From the listing below, extract each line that contains the string "value".

§ **Raw data**:
#####
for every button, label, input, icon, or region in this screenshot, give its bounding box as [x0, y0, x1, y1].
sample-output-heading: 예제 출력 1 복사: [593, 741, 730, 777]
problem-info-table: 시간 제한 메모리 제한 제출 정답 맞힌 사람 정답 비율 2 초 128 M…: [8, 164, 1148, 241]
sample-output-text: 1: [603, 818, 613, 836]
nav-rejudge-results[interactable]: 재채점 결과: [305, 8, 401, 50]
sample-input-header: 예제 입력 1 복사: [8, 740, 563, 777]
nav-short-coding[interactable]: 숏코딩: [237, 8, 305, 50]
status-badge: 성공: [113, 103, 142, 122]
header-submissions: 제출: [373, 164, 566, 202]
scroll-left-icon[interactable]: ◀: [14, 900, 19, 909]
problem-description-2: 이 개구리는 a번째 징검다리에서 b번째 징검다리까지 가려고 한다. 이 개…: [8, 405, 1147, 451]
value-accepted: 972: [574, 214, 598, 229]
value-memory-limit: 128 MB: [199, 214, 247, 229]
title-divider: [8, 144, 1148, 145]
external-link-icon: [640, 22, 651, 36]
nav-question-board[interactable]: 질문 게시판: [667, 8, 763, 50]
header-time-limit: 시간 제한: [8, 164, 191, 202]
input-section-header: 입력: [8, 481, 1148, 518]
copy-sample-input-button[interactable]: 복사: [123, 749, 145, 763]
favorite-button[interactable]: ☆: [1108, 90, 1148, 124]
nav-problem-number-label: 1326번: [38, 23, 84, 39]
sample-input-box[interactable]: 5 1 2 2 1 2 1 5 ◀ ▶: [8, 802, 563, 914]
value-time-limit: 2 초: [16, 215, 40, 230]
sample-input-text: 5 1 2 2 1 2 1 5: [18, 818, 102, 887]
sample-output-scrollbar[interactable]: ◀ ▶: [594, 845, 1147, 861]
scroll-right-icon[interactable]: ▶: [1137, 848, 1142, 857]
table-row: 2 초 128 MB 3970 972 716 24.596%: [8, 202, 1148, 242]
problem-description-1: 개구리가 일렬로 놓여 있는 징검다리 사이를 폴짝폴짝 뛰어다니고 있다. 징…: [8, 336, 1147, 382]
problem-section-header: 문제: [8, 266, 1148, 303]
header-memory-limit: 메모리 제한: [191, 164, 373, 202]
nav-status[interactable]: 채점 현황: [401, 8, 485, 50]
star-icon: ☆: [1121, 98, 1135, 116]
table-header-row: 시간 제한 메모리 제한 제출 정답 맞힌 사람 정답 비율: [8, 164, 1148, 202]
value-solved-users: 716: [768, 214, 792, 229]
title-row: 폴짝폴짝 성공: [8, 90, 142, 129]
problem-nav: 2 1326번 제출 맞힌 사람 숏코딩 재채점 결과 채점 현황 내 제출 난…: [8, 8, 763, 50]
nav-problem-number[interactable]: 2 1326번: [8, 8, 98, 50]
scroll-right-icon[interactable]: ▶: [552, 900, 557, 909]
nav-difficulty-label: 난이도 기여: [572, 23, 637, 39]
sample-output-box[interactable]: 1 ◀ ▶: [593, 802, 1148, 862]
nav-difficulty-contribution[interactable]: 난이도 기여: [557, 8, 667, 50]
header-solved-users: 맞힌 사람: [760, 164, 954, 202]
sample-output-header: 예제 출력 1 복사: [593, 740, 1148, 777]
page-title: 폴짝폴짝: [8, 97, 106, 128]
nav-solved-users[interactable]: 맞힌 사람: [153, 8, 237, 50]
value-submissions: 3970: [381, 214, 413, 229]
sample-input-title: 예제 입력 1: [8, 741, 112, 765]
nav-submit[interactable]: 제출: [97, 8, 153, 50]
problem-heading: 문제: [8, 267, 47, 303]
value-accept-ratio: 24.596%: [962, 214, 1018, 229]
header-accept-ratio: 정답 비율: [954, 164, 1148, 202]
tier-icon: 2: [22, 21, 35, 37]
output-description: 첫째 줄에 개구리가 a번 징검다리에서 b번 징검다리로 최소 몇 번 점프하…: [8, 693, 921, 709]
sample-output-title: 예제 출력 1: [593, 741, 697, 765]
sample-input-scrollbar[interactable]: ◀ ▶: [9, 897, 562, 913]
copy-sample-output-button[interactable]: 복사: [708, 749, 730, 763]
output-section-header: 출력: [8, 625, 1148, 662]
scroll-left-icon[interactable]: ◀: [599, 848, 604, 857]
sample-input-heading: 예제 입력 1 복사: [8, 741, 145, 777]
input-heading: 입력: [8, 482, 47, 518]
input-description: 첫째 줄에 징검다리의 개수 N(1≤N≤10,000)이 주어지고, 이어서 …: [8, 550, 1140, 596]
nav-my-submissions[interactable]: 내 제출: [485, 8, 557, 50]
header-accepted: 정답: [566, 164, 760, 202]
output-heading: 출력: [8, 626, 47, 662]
#####
§ **Exercise solution**:
value-accepted: 972: [574, 214, 598, 229]
value-memory-limit: 128 MB: [199, 214, 247, 229]
value-time-limit: 2 초: [16, 215, 40, 230]
value-solved-users: 716: [768, 214, 792, 229]
value-submissions: 3970: [381, 214, 413, 229]
value-accept-ratio: 24.596%: [962, 214, 1018, 229]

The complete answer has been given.